### Short problem
Each line below should be retyped exactly, with no pictures.

--- Start of Data shown ---

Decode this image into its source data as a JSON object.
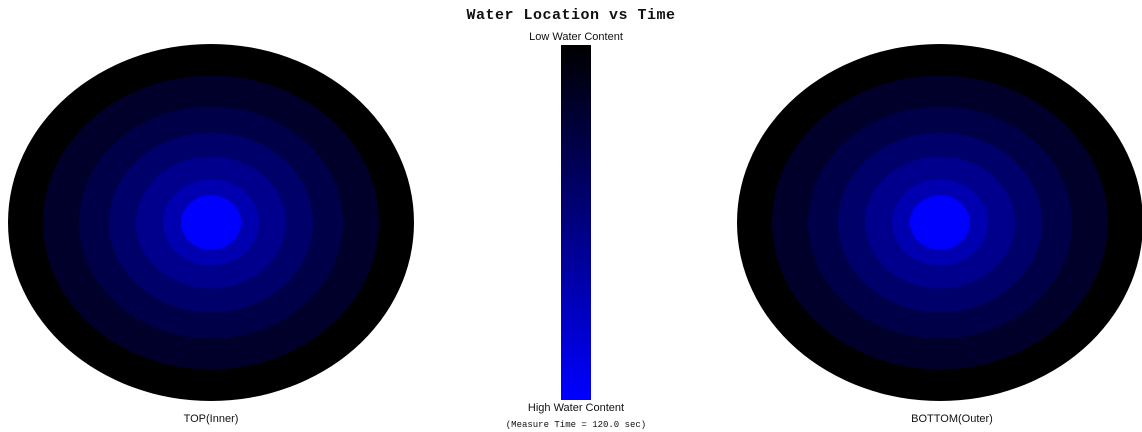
{
  "title": "Water Location vs Time",
  "scale": {
    "top_label": "Low Water Content",
    "bottom_label": "High Water Content",
    "top_color": "#000000",
    "bottom_color": "#0000ff"
  },
  "measure_text": "(Measure Time = 120.0 sec)",
  "discs": [
    {
      "id": "top",
      "caption": "TOP(Inner)",
      "ring_colors": [
        "#000000",
        "#00002a",
        "#000048",
        "#00006a",
        "#00008c",
        "#0000b0",
        "#0000e0",
        "#0000ff"
      ]
    },
    {
      "id": "bottom",
      "caption": "BOTTOM(Outer)",
      "ring_colors": [
        "#000000",
        "#00002a",
        "#000048",
        "#00006a",
        "#00008c",
        "#0000b0",
        "#0000e0",
        "#0000ff"
      ]
    }
  ]
}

--- End of Data shown ---

### Response below
Decode this image into its source data as a JSON object.
{
  "title": "Water Location vs Time",
  "scale": {
    "top_label": "Low Water Content",
    "bottom_label": "High Water Content",
    "top_color": "#000000",
    "bottom_color": "#0000ff"
  },
  "measure_text": "(Measure Time = 120.0 sec)",
  "discs": [
    {
      "id": "top",
      "caption": "TOP(Inner)",
      "ring_colors": [
        "#000000",
        "#00002a",
        "#000048",
        "#00006a",
        "#00008c",
        "#0000b0",
        "#0000e0",
        "#0000ff"
      ]
    },
    {
      "id": "bottom",
      "caption": "BOTTOM(Outer)",
      "ring_colors": [
        "#000000",
        "#00002a",
        "#000048",
        "#00006a",
        "#00008c",
        "#0000b0",
        "#0000e0",
        "#0000ff"
      ]
    }
  ]
}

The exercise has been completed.